**PROBLEM DETAILS**
Take from the listing each line that has the string "lumea".

(Items from a dataset)
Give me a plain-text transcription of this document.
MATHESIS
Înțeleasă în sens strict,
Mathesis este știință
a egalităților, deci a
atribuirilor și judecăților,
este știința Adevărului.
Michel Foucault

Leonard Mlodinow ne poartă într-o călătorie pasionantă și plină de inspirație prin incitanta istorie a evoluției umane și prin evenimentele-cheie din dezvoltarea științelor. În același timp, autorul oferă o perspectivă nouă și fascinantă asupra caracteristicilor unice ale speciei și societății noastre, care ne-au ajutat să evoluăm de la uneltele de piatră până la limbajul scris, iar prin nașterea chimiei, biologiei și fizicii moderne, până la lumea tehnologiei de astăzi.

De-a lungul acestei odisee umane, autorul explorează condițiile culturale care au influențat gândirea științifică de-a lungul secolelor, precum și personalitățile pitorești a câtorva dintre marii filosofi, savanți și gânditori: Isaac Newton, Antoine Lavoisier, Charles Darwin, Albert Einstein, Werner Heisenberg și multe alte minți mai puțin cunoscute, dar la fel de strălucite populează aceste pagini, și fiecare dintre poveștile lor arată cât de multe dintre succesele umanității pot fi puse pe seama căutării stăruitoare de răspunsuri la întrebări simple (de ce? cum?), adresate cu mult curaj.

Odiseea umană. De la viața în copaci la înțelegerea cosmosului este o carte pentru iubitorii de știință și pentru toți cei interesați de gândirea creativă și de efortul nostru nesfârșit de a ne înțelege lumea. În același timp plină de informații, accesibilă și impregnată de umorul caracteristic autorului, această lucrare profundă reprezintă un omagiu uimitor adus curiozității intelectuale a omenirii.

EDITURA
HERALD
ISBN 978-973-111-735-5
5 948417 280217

**TASK RESULT**
Leonard Mlodinow ne poartă într-o călătorie pasionantă și plină de inspirație prin incitanta istorie a evoluției umane și prin evenimentele-cheie din dezvoltarea științelor. În același timp, autorul oferă o perspectivă nouă și fascinantă asupra caracteristicilor unice ale speciei și societății noastre, care ne-au ajutat să evoluăm de la uneltele de piatră până la limbajul scris, iar prin nașterea chimiei, biologiei și fizicii moderne, până la lumea tehnologiei de astăzi.
Odiseea umană. De la viața în copaci la înțelegerea cosmosului este o carte pentru iubitorii de știință și pentru toți cei interesați de gândirea creativă și de efortul nostru nesfârșit de a ne înțelege lumea. În același timp plină de informații, accesibilă și impregnată de umorul caracteristic autorului, această lucrare profundă reprezintă un omagiu uimitor adus curiozității intelectuale a omenirii.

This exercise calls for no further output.